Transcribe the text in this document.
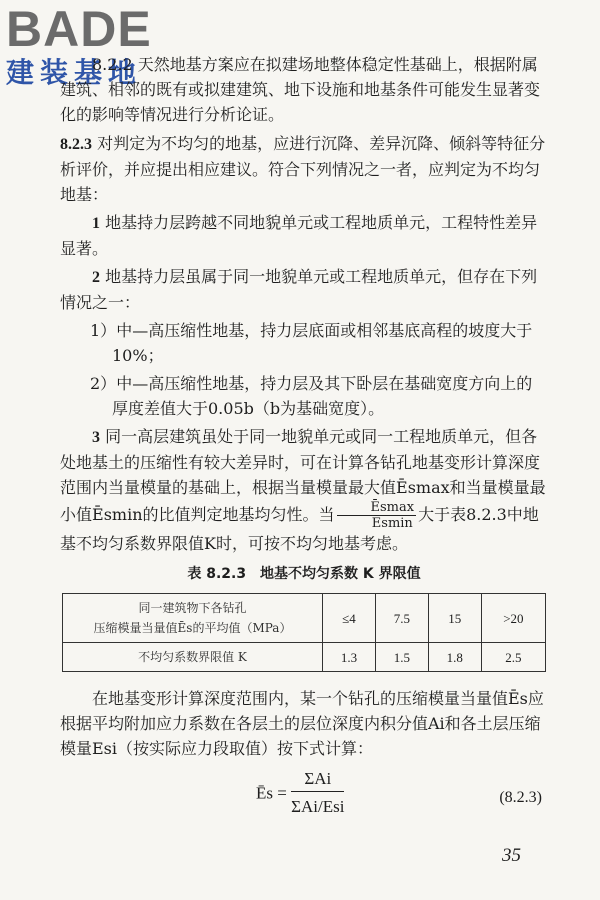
BADE
建装基地

8.2.2 天然地基方案应在拟建场地整体稳定性基础上，根据附属建筑、相邻的既有或拟建建筑、地下设施和地基条件可能发生显著变化的影响等情况进行分析论证。

8.2.3 对判定为不均匀的地基，应进行沉降、差异沉降、倾斜等特征分析评价，并应提出相应建议。符合下列情况之一者，应判定为不均匀地基：

1 地基持力层跨越不同地貌单元或工程地质单元，工程特性差异显著。

2 地基持力层虽属于同一地貌单元或工程地质单元，但存在下列情况之一：

1）中—高压缩性地基，持力层底面或相邻基底高程的坡度大于10%；

2）中—高压缩性地基，持力层及其下卧层在基础宽度方向上的厚度差值大于0.05b（b为基础宽度）。

3 同一高层建筑虽处于同一地貌单元或同一工程地质单元，但各处地基土的压缩性有较大差异时，可在计算各钻孔地基变形计算深度范围内当量模量的基础上，根据当量模量最大值Ēsmax和当量模量最小值Ēsmin的比值判定地基均匀性。当 $\frac{Ēsmax}{Ēsmin}$ 大于表8.2.3中地基不均匀系数界限值K时，可按不均匀地基考虑。

表 8.2.3　地基不均匀系数 K 界限值
同一建筑物下各钻孔
压缩模量当量值Ēs的平均值（MPa）	≤4	7.5	15	>20
不均匀系数界限值 K	1.3	1.5	1.8	2.5

在地基变形计算深度范围内，某一个钻孔的压缩模量当量值Ēs应根据平均附加应力系数在各层土的层位深度内积分值Ai和各土层压缩模量Esi（按实际应力段取值）按下式计算：

Ēs = $\frac{\text{ΣAi}}{\text{ΣAi/Esi}}$	(8.2.3)
35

EXERCISE REQUIREMENTS: Gather all lines where the word "高压缩性地基" appears.

EXERCISE RESULT:
1）中—高压缩性地基，持力层底面或相邻基底高程的坡度大于10%；
2）中—高压缩性地基，持力层及其下卧层在基础宽度方向上的厚度差值大于0.05b（b为基础宽度）。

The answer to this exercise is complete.